Das FSP ist gut, kannst du nehmen, dagegen spricht nichts.

Über den Bulldozer weiß man leider noch nicht viel.


----------



## Softy (15. Mai 2011)

Das Aurum ist ok, aber da würde auch das FSP Fortron/Source Aurum Gold 500W, ATX 2.3 vollkommen ausreichen. Über den Preis vom BD ist noch nichts bekannt.


----------



## BroBlem (15. Mai 2011)

Das passt schon so - wer weiß, wie hungrig der BD sein wird ? 
Da ich mit dem Rechner viel online zocken möchte, stellt sich noch die Frage der Netzwerkkarte - oder nicht?
Ich habe gelesen, dass eine solche die CPU entlastet, weiß aber nicht, ob das bei einem Vierkerner überhaupt spürbar geschweige denn messbar ist ... ?


----------



## quantenslipstream (15. Mai 2011)

Den Unterschied merkst du nicht. Onboard Lan reicht völlig.


----------



## BroBlem (15. Mai 2011)

Softy schrieb:
			
		

> -RAM besser ohne Heatspreader, falls Du mal einen größeren Towerkühler montieren willst, kann es je nach Boarddesign Platzprobleme geben.


Aber auf dem Board sollte doch genug Platz sein?
Der Preis und die lebenslange Garantie machen bei den Teilen schon was her


----------



## quantenslipstream (15. Mai 2011)

Nö, Platz eben nicht in der Höhe. Ein großer Kühler ragt über die RAM Bänke hinweg und wenn du da RAMs mit hohen Kühlern drin hast, kannst du den Kühler nicht verbauen, daher einfach gleich welche ohne hohe Kühler kaufen, die sind bei den RAMs eh nur Show.

# SCHRIFTLICHE AUFGABE 1:
Was reicht laut dem Forenauszug anstelle einer eigenen Netzwerkkarte völlig aus?
# SCHRIFTLICHE AUFGABE 2:
Gib aus dem Forenauszug die Stelle von „Über den Bulldozer“ bis „noch nichts bekannt.“ unverändert aus.
# SCHRIFTLICHE AUFGABE 3:
Führe den Forenauszug im Anschluss an seinen letzten Satz weiter.
Die Einträge spielen hierfür keine Rolle.

# BEREITGESTELLTES MATERIAL:
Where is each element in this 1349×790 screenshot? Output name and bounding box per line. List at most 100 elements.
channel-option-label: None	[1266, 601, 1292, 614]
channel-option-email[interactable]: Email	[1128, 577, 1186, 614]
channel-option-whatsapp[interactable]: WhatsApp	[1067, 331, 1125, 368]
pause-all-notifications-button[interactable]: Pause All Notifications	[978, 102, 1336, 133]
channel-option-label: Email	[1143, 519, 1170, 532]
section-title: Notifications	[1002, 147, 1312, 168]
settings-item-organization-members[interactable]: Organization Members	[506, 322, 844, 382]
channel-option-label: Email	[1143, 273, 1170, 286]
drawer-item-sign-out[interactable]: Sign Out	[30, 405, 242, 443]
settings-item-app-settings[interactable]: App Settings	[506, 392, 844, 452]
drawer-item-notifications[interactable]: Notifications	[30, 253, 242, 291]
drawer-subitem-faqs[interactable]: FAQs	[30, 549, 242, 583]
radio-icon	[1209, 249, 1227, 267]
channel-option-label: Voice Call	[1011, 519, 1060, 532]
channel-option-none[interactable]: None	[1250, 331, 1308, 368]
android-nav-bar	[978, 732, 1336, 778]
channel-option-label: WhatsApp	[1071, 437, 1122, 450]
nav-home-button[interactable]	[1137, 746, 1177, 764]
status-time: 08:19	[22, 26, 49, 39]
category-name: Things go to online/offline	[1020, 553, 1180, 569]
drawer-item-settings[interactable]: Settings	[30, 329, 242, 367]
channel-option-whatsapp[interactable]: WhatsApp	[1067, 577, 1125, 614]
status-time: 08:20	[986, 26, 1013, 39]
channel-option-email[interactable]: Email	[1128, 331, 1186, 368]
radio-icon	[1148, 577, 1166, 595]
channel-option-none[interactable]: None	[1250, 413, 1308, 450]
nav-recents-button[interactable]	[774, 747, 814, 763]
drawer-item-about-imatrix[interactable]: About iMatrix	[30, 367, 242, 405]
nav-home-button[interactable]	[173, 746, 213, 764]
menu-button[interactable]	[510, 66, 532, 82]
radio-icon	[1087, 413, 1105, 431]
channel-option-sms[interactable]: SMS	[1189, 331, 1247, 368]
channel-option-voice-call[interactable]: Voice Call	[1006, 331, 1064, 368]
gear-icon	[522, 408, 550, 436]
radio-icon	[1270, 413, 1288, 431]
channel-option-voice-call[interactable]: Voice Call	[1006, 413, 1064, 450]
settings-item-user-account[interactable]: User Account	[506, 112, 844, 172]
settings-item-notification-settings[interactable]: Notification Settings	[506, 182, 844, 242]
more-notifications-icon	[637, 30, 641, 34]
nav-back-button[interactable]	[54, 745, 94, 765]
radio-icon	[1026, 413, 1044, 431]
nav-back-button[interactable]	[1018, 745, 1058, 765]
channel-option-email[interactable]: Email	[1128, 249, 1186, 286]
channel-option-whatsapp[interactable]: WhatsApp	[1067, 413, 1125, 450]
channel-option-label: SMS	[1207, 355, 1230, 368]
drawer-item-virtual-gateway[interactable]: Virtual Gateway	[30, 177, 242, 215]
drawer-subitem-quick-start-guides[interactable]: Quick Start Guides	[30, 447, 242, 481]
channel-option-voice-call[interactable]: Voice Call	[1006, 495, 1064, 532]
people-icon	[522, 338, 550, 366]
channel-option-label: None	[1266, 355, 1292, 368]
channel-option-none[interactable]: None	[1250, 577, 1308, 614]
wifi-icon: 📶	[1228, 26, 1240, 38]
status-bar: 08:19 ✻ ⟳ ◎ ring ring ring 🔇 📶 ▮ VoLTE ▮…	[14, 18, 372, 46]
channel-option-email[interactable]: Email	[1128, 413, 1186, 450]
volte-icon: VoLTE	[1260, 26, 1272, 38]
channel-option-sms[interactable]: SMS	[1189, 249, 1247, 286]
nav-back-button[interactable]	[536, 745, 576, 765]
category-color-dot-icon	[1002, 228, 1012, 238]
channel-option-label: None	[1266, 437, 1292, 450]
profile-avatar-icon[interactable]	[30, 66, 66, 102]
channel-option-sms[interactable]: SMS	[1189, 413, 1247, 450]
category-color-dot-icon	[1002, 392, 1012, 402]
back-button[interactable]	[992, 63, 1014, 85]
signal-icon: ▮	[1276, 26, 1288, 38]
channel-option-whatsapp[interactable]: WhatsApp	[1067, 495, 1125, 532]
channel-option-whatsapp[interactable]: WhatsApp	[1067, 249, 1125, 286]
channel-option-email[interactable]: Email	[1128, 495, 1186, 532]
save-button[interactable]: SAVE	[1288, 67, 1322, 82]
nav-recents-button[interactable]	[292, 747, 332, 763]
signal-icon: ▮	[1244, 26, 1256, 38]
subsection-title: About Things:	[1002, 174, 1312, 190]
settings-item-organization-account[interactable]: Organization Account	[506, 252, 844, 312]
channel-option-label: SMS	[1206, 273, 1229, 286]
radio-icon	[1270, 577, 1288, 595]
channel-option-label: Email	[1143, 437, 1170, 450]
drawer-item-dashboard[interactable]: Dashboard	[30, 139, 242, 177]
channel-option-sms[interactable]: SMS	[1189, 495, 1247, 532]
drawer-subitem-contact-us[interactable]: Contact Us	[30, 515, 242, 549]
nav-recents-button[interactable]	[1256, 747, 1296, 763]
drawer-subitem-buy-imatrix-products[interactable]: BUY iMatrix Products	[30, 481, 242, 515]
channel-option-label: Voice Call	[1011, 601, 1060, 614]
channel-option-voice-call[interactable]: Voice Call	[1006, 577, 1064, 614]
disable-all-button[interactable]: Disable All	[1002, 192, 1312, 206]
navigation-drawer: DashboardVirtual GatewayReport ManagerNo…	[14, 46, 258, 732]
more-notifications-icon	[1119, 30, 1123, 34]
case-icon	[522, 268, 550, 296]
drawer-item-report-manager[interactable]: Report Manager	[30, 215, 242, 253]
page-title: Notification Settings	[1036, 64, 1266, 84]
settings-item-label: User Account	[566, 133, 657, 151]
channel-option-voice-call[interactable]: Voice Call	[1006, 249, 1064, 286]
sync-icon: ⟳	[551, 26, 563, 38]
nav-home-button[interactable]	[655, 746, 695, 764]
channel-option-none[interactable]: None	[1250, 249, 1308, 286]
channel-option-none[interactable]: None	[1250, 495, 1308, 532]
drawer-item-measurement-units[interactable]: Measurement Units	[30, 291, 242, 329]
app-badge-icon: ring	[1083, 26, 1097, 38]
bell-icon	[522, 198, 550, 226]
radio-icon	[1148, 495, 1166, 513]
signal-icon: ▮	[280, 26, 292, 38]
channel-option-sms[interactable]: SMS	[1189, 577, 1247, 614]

# ERWARTETE AUSGABE 1:
Onboard Lan reicht völlig.

# ERWARTETE AUSGABE 2:
Über den Bulldozer weiß man leider noch nicht viel.


----------



## Softy (15. Mai 2011)

Das Aurum ist ok, aber da würde auch das FSP Fortron/Source Aurum Gold 500W, ATX 2.3 vollkommen ausreichen. Über den Preis vom BD ist noch nichts bekannt.

# ERWARTETE AUSGABE 3:
----------



## BroBlem (15. Mai 2011)

Wie sieht es denn eigentlich mit dem Mainboard aus?
Ich hätte schon gern ein AM3+-Board und habe dieses ohne tieferen Grund gewählt - mangels etwaiger Erfahrungsberichte oder Tests. Im Übrigen wurde mir schon von ASRock abgeraten, da die Qualität zu wünschen übrig lassen soll ...


----------



## quantenslipstream (15. Mai 2011)

Asrock ist so gut wie jeder andere Hersteller. Die plündern schon lange nicht mehr die Mülleimer von Asus.
So langsam kommen die AM3+ Bretter ja, musst halt gucken, welche Ausstattung du haben willst.


----------



## quantenslipstream (15. Mai 2011)

Asrock ist so gut wie jeder andere Hersteller. Die plündern schon lange nicht mehr die Mülleimer von Asus.
So langsam kommen die AM3+ Bretter ja, musst halt gucken, welche Ausstattung du haben willst.


----------



## PommesmannXXL (16. Mai 2011)

AsRock ist mittlerweile wirklich zu einem der besten Herstellern herangereift


----------



## Terr0rSandmann (16. Mai 2011)

adiovans111 schrieb:


> AsRock ist mittlerweile wirklich zu einem der besten Herstellern herangereift


 
Aktuell nehmen sich die Boardhersteller recht wenig. Egal ob nun MSI, ASUS, AsRock oder Gigabyte.
Die Zeiten, in denen AsRock 3. Wahl war, sind vorbei.


----------



## BroBlem (19. Mai 2011)

Sooo ...
kann denn schon jemand prophezeihen, was ich dann noch an Zubehör, sprich Kabellage, brauche ?


----------



## BroBlem (21. Mai 2011)

Achja, hinzu kommt, dass ich gern noch eine Soundkarte verbauen möchte  ... dabei wird v.A. zur Xonar DX geraten, die ja einen PCIe-Anschluss  belegt. Beim Board steht nun was von "1x PCIe 2.0 x16 (*elektrisch* nur x4)" und bei der Soundkarte etwas von "4x Line Out" - hat das was miteinander zu tun, passt es ?


----------



## Hydroxid (21. Mai 2011)

Kabel musst du eig. Keine kaufen. Strom Kabel sind beim nt, SATA Kabel beim mb dabei... Dann gibt's noch n paar Gehäuse Kabel aber die sind ja am Case. Also brauchst du wahrscheinlich keine...


----------



## Dr Bakterius (21. Mai 2011)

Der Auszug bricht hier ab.